-- start of Data supplied --

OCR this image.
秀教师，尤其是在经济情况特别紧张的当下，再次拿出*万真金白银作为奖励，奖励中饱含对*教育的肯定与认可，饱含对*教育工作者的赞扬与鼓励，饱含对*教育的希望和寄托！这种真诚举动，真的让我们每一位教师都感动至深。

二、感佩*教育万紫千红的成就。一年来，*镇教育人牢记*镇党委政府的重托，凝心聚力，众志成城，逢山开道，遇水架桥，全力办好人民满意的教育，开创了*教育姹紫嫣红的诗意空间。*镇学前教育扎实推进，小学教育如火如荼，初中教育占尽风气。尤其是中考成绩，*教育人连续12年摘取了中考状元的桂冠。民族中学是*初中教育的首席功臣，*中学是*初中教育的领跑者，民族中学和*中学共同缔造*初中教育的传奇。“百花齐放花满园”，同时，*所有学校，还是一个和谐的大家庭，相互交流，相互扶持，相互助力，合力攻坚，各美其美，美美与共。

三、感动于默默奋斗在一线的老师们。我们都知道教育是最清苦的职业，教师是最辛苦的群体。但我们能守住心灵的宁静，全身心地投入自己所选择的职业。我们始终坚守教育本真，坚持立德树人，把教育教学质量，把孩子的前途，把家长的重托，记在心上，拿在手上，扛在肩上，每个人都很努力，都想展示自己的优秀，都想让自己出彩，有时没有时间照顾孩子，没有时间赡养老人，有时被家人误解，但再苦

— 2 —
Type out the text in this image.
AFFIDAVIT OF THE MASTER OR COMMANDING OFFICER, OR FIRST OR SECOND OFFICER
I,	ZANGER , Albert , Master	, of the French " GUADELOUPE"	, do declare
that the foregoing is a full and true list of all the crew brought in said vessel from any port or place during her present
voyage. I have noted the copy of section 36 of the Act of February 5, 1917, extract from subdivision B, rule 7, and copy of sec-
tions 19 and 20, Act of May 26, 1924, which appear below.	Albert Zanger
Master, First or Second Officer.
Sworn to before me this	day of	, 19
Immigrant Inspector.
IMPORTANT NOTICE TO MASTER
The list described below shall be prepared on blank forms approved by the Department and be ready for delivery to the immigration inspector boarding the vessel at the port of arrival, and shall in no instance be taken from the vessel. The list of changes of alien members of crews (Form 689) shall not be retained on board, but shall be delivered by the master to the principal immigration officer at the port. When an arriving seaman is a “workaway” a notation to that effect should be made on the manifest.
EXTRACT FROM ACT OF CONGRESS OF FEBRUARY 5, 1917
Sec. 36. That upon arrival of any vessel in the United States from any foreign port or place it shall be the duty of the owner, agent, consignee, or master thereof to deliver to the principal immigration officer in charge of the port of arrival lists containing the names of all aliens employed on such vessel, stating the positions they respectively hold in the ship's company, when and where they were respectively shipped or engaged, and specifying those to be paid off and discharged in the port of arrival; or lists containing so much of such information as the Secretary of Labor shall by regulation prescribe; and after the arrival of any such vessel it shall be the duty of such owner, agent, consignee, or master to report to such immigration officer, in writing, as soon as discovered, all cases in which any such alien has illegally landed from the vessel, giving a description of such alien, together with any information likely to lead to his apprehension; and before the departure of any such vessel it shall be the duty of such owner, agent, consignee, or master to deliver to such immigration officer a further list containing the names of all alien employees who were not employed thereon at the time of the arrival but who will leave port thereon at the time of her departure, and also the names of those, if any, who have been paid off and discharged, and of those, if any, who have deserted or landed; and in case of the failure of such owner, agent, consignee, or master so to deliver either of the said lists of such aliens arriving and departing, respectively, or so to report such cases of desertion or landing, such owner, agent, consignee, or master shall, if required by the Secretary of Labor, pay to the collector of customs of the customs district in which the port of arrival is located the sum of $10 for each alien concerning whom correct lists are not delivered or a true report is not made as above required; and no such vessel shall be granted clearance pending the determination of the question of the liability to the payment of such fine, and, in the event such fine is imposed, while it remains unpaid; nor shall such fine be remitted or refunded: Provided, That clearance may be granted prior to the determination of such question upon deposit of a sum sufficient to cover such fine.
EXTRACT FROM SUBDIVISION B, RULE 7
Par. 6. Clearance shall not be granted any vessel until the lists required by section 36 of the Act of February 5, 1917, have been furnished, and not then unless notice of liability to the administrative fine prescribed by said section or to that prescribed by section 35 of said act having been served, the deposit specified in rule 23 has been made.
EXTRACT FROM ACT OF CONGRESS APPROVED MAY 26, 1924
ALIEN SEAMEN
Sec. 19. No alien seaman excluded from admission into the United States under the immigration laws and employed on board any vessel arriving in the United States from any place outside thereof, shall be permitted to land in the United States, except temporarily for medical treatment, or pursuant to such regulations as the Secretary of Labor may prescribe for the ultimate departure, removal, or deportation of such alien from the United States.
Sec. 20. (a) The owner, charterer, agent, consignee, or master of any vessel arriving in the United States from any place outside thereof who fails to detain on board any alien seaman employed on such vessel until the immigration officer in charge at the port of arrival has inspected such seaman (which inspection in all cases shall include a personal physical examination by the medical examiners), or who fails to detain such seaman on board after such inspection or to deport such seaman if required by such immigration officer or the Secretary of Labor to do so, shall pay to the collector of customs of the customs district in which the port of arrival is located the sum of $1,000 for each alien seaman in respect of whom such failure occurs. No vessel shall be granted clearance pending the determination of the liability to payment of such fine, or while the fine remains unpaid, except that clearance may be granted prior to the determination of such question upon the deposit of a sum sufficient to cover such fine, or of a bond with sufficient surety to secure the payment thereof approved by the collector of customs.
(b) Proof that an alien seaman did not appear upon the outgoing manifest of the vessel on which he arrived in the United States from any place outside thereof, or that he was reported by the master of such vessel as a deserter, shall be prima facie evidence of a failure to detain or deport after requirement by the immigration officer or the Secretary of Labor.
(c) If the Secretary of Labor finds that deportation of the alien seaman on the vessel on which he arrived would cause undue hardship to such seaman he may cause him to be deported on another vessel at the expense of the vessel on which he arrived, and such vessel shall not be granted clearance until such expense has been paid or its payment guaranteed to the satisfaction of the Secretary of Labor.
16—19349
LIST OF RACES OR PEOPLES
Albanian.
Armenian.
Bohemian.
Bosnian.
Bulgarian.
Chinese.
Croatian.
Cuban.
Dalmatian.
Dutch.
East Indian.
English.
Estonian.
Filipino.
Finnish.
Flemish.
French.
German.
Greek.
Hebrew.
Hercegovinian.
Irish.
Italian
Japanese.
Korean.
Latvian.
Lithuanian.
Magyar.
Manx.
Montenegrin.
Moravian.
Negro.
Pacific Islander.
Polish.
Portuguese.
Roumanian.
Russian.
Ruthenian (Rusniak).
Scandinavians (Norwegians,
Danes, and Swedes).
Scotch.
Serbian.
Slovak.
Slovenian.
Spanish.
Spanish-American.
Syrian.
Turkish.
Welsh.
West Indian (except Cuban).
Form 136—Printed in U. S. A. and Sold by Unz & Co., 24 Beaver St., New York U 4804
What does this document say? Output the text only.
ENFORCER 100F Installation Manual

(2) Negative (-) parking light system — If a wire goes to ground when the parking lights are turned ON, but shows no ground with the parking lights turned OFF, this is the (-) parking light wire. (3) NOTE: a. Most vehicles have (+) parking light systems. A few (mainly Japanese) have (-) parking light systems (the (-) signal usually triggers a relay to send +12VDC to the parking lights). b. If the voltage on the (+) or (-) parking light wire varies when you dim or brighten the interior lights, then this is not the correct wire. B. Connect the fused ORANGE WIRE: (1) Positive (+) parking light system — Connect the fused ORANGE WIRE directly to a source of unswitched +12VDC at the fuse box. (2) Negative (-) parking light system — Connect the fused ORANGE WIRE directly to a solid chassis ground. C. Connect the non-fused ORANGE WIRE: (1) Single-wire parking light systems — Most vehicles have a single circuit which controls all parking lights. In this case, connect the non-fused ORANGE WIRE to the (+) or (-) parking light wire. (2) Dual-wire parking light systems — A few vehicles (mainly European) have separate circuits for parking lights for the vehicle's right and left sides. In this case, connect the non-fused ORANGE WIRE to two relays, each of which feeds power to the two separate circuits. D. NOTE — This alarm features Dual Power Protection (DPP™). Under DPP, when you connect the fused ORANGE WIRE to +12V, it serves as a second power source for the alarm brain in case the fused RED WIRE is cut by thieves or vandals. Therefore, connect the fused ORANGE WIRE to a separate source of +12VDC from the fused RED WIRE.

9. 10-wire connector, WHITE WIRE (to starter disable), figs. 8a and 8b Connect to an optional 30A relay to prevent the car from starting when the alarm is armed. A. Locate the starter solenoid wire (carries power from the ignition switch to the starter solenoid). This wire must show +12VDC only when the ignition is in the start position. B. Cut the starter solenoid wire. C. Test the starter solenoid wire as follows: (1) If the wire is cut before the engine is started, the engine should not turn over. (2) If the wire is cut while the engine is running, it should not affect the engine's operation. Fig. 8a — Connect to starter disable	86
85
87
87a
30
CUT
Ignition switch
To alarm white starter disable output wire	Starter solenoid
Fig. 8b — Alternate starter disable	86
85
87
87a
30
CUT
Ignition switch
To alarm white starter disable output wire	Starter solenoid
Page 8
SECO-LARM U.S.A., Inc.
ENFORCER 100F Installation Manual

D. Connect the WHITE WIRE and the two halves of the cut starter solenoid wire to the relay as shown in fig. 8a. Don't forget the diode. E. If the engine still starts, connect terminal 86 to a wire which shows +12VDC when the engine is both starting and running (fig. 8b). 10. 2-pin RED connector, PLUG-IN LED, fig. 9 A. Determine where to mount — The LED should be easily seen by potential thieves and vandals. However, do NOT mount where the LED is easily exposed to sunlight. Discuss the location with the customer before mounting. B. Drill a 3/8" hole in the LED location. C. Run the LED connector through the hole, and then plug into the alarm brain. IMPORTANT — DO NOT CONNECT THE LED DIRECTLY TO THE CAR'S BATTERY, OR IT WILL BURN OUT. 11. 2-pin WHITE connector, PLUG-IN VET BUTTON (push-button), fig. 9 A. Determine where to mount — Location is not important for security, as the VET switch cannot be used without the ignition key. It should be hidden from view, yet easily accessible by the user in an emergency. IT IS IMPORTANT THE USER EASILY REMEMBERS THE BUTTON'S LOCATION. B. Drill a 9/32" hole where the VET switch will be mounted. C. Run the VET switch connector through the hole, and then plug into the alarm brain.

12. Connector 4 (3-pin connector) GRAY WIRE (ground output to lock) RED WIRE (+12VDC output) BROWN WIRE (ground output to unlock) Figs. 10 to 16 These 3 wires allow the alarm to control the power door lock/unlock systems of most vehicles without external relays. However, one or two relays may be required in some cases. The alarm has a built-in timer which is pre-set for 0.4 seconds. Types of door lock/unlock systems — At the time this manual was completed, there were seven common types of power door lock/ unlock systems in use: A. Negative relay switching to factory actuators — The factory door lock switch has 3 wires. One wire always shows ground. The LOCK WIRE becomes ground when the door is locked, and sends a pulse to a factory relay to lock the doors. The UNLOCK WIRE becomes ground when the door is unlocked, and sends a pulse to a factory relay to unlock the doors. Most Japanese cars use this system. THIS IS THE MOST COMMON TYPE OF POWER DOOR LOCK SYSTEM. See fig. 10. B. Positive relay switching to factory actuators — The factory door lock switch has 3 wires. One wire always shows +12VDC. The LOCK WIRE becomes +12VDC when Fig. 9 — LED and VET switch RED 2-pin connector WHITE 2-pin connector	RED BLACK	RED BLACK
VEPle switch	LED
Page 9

-- end of Data supplied --

Copy out each line in the listing that has the word "Indian".

Finished task:
East Indian.
West Indian (except Cuban).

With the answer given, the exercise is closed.